■ TASK TO CARRY OUT ■
Output the material word for word. Leave each picture out.

[Dataset items]
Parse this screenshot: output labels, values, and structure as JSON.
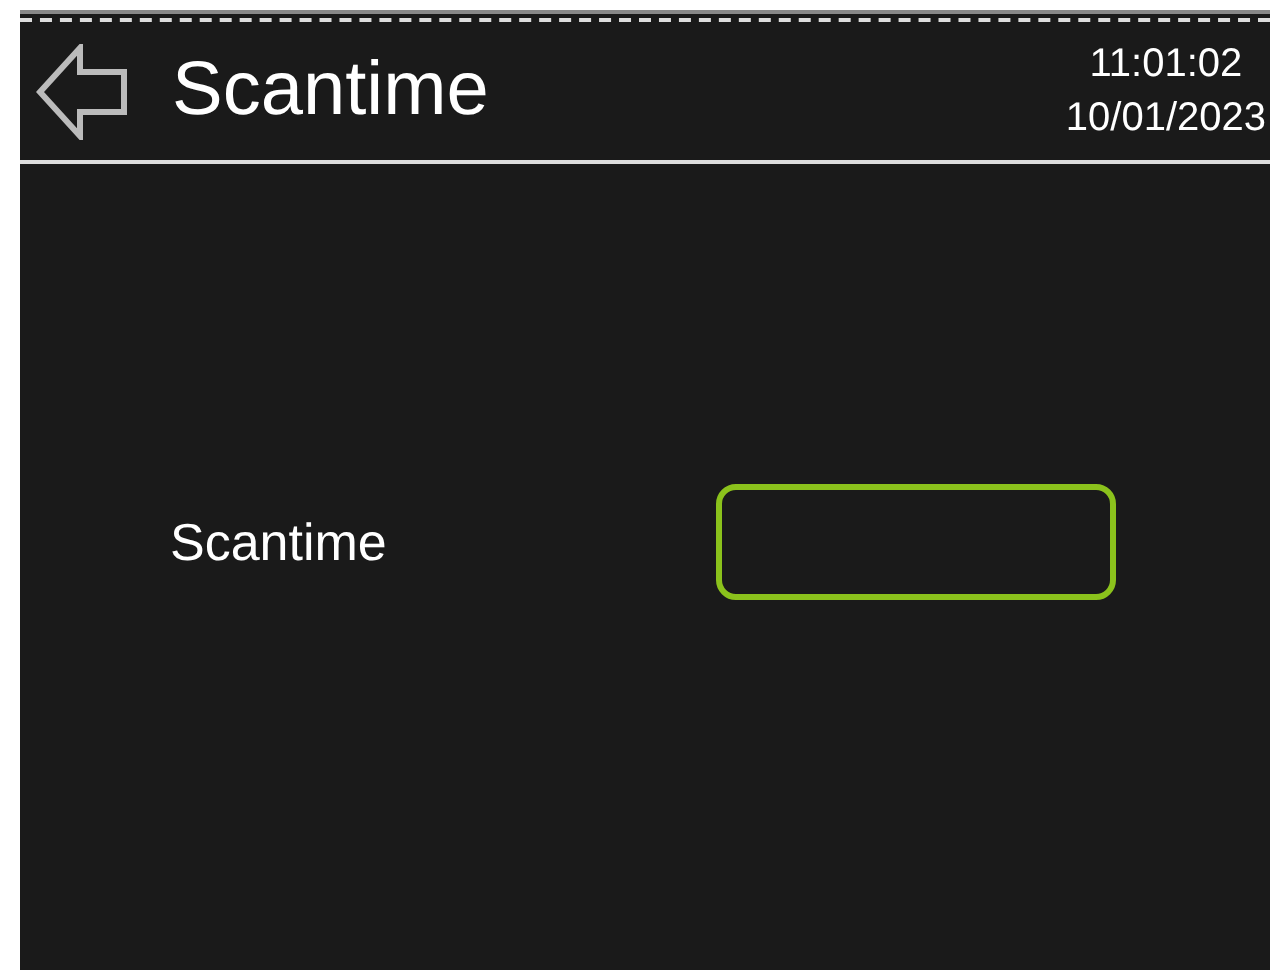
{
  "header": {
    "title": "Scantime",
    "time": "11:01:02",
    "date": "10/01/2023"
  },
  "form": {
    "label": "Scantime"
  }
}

■ TASK RESPONSE ■
Parse this screenshot: output labels, values, and structure as JSON.
{
  "header": {
    "title": "Scantime",
    "time": "11:01:02",
    "date": "10/01/2023"
  },
  "form": {
    "label": "Scantime"
  }
}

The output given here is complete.